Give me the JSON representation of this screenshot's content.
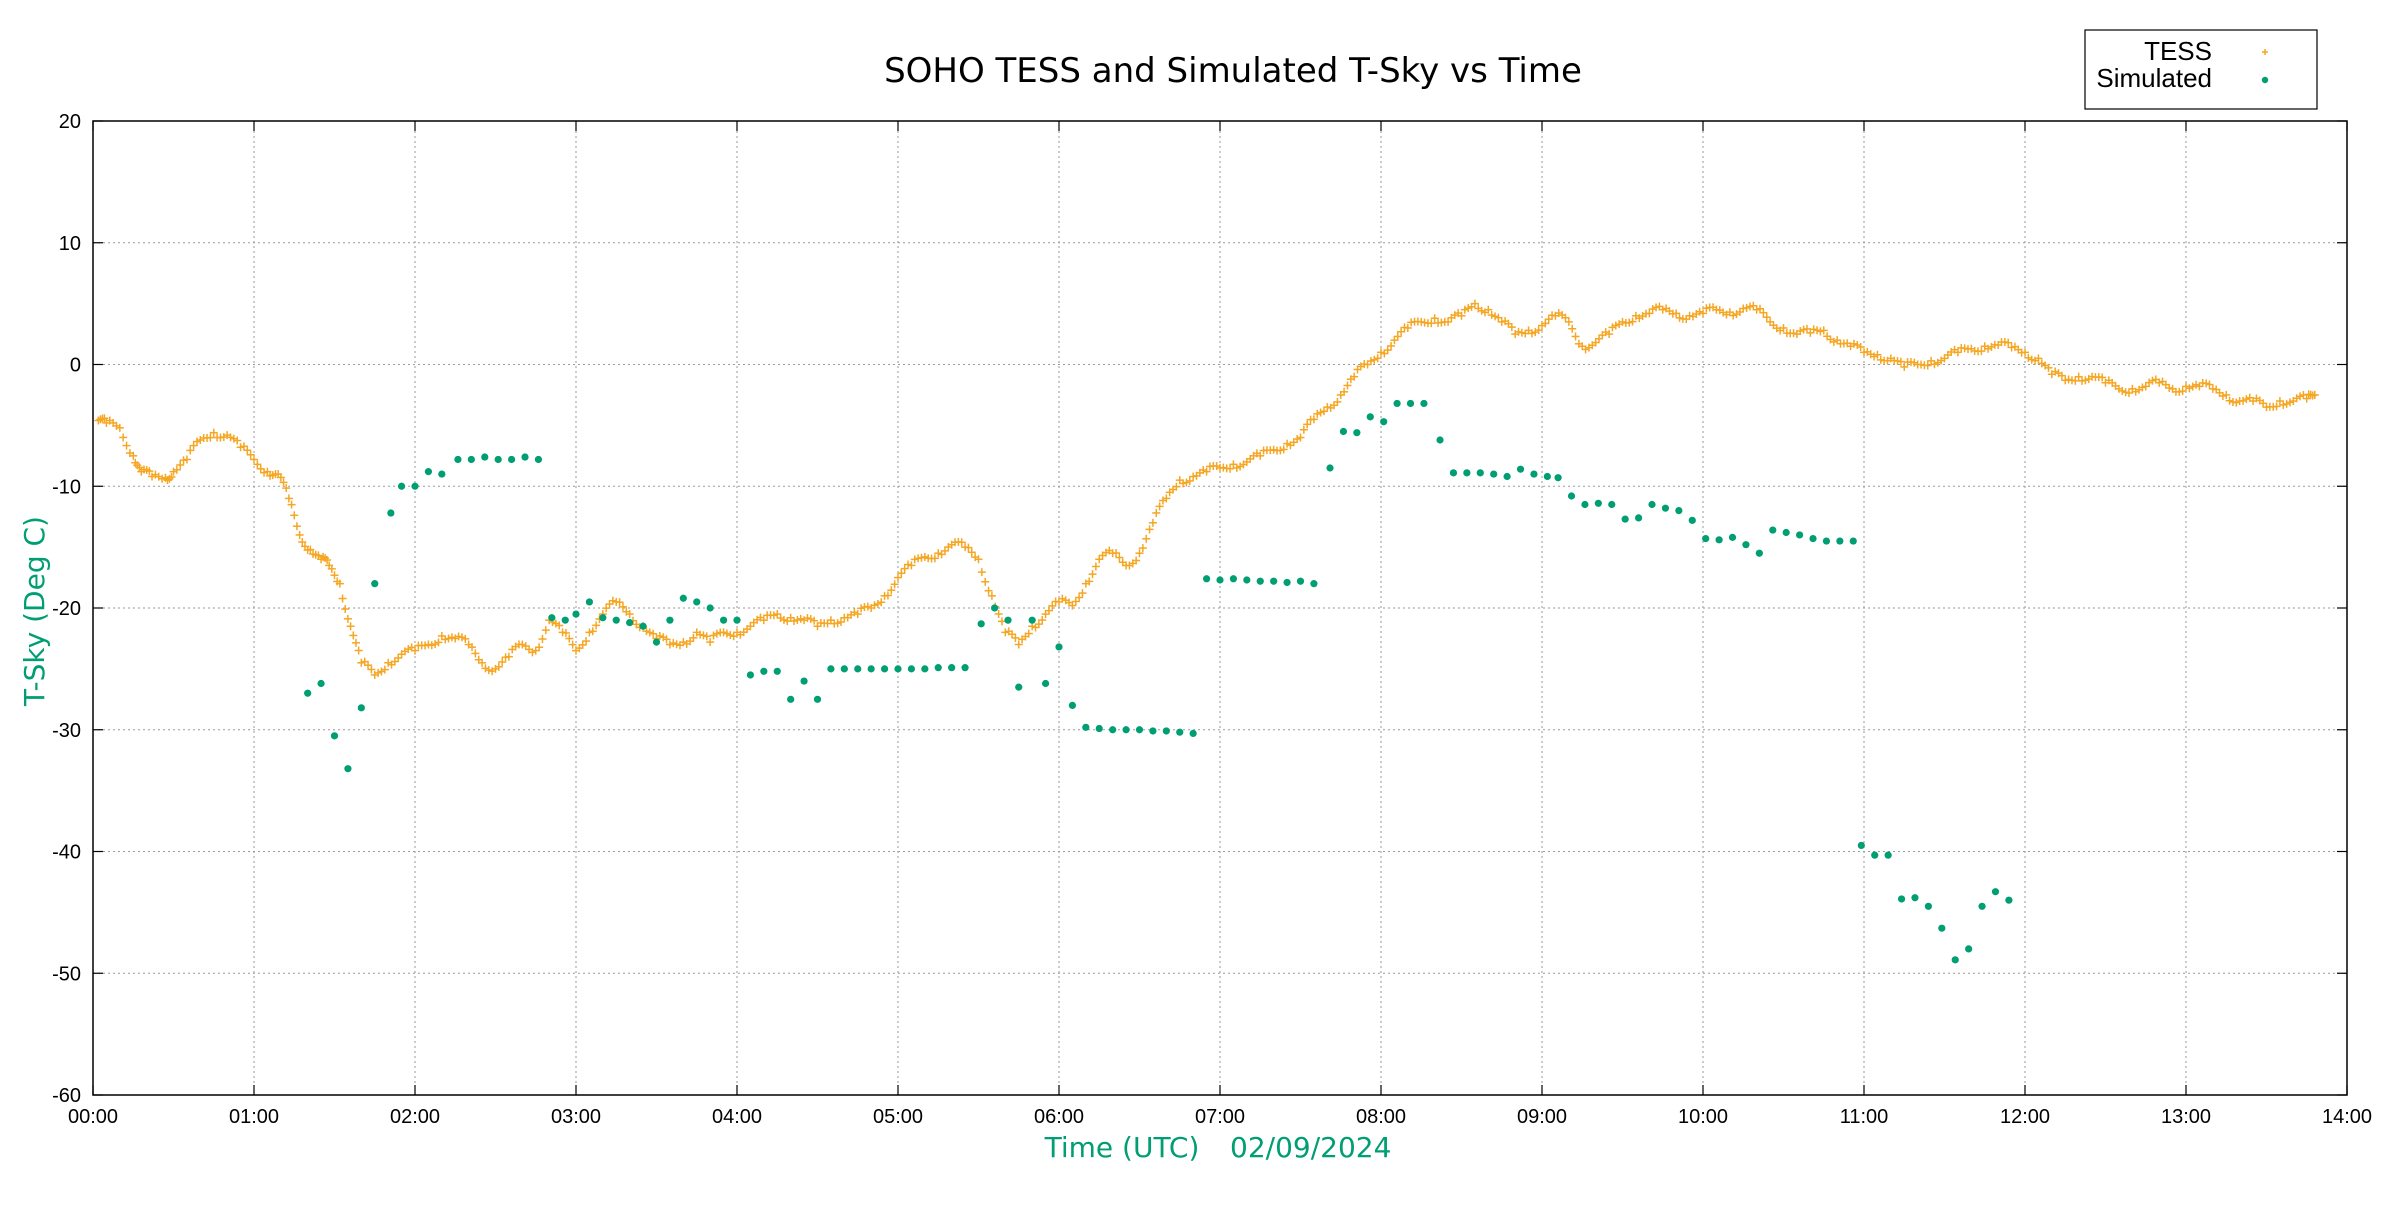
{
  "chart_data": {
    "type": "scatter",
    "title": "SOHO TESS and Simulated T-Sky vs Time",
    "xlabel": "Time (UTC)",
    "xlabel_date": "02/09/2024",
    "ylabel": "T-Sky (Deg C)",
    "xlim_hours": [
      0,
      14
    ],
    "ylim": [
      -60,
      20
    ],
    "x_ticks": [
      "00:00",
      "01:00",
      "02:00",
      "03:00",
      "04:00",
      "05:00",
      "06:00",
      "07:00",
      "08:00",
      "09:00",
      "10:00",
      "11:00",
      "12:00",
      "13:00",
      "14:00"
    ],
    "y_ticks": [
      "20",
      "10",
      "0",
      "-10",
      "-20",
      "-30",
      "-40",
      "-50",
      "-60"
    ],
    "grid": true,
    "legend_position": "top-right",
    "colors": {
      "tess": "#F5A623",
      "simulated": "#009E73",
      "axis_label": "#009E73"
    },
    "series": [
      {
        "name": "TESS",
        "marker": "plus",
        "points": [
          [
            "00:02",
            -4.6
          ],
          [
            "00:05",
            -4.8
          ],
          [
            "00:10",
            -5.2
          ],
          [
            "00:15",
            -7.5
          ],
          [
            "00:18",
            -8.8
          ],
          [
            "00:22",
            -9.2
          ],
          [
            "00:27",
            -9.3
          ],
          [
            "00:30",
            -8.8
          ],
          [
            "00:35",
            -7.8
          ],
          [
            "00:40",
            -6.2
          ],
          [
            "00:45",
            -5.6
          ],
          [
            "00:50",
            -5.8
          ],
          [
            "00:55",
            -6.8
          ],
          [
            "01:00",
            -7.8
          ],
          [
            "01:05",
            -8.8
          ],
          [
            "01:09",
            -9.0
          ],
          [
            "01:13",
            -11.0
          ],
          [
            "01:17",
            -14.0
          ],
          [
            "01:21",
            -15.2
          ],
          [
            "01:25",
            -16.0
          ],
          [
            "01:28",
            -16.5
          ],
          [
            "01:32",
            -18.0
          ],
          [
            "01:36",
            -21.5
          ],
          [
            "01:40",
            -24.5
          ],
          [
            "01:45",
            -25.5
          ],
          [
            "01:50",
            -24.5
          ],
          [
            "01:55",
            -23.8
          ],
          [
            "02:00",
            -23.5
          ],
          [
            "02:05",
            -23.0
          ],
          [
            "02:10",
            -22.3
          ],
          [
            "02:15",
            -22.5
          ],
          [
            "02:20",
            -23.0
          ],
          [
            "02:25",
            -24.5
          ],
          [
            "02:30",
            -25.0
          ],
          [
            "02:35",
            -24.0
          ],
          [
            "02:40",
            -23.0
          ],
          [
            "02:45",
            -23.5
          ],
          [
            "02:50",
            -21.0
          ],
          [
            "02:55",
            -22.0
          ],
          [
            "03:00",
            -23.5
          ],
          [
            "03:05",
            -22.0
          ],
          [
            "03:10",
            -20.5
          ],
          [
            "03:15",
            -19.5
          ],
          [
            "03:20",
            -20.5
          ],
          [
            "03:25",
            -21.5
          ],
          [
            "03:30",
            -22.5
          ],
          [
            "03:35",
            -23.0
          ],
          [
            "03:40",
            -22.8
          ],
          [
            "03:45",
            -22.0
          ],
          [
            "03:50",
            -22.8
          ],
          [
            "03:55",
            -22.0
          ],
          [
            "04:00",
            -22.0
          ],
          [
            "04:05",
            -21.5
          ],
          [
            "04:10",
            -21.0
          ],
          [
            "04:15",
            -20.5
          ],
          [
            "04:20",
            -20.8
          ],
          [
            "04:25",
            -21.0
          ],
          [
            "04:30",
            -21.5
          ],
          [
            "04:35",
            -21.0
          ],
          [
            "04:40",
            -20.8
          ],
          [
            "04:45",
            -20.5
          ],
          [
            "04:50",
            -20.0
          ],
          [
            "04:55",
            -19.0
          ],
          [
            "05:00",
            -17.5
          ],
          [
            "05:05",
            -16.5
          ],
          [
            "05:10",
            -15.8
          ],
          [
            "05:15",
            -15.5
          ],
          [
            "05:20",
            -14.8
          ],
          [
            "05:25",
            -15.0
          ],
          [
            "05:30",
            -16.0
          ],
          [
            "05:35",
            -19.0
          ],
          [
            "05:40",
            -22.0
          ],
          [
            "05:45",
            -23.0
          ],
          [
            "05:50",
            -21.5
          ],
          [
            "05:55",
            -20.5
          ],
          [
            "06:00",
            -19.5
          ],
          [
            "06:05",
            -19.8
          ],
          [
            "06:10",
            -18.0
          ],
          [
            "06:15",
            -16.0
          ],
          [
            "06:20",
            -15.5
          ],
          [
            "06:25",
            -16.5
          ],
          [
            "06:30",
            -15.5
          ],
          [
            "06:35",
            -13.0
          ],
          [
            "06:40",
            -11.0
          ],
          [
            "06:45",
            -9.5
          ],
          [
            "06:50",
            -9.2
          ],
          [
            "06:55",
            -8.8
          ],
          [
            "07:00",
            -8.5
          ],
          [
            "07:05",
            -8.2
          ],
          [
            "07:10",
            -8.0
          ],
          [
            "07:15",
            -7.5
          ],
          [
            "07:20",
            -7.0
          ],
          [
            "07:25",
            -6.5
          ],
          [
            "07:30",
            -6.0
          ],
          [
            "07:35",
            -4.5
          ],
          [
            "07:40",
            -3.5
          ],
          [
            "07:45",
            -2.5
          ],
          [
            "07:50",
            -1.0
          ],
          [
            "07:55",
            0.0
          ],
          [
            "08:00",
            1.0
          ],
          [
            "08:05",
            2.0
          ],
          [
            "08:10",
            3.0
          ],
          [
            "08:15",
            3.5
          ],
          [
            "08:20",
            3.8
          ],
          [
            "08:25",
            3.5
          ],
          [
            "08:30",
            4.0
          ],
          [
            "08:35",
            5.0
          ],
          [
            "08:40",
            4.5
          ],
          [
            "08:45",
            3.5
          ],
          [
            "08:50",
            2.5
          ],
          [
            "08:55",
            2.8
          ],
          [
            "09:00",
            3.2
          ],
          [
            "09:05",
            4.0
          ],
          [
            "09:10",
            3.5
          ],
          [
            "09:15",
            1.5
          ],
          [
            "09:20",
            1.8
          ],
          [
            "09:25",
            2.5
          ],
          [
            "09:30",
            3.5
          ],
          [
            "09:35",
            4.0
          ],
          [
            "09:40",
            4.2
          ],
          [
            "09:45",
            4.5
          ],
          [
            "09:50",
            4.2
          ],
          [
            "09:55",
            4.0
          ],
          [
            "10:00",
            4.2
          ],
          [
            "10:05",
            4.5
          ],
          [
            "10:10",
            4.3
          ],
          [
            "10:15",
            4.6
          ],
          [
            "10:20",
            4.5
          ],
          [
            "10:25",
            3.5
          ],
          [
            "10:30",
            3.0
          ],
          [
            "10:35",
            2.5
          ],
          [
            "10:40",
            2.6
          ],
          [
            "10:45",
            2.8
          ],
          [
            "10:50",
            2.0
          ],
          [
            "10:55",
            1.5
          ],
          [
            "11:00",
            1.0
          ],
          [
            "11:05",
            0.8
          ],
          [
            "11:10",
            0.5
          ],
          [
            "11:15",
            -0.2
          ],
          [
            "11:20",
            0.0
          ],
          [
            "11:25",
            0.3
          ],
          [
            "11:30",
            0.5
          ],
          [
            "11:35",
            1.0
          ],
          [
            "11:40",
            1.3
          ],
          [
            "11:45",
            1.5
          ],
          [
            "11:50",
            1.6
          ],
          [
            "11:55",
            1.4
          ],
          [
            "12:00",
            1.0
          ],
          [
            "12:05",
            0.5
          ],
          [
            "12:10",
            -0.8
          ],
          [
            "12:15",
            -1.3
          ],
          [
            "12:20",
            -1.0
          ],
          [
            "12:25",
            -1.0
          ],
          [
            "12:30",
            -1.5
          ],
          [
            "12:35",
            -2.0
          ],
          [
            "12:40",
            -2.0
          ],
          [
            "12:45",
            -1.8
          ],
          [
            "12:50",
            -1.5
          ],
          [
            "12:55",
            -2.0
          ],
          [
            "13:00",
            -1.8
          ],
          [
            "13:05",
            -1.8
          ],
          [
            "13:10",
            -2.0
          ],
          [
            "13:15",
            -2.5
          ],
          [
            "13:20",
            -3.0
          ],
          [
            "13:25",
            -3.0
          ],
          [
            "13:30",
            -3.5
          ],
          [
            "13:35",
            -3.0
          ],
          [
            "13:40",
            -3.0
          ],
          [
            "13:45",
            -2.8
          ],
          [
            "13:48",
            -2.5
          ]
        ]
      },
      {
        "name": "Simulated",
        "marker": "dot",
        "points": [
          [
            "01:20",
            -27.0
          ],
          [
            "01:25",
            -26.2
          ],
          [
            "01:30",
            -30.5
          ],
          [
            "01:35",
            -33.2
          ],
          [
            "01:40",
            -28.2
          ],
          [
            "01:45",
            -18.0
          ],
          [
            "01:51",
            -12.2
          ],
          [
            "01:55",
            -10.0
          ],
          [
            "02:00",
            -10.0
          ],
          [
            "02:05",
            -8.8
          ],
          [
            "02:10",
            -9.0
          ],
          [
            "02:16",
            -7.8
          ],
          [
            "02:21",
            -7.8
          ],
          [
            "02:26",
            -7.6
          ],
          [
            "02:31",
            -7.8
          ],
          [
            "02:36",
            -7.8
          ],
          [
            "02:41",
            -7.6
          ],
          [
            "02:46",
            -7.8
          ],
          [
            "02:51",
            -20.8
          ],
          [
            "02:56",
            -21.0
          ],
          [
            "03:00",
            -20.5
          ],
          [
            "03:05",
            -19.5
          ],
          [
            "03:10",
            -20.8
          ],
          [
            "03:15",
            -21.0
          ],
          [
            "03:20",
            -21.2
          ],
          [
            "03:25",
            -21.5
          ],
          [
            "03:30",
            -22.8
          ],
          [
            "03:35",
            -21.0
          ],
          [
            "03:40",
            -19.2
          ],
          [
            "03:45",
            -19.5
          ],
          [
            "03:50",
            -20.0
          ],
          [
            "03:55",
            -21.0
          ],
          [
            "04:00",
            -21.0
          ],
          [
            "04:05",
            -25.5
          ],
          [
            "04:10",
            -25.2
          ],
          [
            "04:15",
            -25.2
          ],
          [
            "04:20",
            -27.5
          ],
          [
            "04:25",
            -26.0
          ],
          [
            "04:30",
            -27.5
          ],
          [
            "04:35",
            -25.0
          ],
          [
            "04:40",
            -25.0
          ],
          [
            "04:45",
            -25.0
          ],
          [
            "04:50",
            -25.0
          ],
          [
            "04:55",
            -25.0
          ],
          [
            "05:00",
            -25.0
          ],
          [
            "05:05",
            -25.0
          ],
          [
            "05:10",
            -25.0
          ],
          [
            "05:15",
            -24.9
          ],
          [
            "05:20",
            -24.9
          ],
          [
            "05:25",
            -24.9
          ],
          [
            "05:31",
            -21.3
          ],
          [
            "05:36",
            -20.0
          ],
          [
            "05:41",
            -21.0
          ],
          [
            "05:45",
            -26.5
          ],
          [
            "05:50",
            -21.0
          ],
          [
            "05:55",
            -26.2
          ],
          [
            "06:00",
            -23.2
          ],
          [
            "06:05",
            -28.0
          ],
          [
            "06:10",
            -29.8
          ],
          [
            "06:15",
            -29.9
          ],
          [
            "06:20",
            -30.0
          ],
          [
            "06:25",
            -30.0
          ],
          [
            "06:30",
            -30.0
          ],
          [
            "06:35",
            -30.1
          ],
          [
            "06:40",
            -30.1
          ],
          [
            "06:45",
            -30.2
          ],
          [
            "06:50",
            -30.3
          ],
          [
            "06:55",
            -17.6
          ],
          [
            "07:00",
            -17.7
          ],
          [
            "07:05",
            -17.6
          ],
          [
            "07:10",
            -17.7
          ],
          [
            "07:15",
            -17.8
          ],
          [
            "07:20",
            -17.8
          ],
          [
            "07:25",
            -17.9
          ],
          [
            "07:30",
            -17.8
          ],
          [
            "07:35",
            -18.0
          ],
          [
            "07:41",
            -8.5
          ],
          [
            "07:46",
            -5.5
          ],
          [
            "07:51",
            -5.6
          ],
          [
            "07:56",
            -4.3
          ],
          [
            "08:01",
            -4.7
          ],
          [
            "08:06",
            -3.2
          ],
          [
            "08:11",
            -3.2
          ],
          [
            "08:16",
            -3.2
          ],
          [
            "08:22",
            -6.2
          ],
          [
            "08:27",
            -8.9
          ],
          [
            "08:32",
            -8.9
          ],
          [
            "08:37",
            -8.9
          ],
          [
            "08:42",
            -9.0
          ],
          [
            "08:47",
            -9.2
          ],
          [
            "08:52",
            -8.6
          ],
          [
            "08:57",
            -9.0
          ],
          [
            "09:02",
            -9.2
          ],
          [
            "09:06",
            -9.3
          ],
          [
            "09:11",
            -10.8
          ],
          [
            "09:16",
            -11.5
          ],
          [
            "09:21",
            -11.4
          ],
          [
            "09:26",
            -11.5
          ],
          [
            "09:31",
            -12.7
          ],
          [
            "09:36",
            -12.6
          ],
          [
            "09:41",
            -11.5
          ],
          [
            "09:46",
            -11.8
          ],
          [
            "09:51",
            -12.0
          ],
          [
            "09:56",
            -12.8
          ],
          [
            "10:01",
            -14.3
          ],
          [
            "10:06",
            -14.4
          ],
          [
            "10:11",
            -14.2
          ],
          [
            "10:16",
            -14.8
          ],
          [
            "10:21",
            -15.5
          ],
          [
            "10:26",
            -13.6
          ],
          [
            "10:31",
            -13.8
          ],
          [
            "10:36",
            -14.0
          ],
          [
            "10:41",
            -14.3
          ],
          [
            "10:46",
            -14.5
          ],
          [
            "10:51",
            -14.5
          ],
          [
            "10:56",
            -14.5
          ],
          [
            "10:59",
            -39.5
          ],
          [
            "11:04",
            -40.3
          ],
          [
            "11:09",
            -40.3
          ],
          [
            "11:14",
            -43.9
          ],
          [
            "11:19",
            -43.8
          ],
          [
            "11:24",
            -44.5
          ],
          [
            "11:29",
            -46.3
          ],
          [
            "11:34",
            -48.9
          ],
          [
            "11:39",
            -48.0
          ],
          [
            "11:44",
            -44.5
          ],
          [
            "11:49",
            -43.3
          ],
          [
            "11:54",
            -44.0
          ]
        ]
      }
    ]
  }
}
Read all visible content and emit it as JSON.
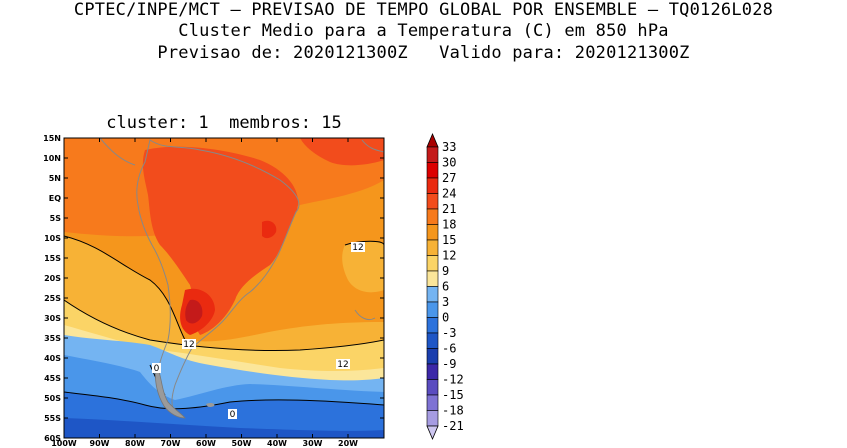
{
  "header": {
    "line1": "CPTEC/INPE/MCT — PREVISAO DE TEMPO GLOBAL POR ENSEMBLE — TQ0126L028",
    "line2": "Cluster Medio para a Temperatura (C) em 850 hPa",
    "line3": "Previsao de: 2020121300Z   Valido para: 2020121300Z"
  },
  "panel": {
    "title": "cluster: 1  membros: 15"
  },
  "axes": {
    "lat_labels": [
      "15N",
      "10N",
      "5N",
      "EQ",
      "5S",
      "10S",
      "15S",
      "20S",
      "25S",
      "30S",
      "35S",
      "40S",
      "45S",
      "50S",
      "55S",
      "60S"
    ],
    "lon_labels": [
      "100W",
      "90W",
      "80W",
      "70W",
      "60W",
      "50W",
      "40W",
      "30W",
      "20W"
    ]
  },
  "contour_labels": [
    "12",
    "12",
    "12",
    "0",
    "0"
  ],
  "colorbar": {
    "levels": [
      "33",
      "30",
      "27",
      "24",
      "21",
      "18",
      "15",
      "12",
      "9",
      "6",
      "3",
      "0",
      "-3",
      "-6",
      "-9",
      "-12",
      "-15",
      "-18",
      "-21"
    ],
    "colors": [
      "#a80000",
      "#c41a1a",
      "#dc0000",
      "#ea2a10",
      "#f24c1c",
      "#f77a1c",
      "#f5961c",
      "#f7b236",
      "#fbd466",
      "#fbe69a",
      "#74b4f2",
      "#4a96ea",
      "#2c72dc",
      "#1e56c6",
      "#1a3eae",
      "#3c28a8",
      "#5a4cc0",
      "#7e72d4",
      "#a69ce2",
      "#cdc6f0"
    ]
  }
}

··········

* [Problem to solve]: Identify every line above that includes the word "title", and show those lines.

* [Solution to the problem]:
    "title": "SOHO TESS and Simulated T-Sky vs Time",
    "title": "cluster: 1  membros: 15"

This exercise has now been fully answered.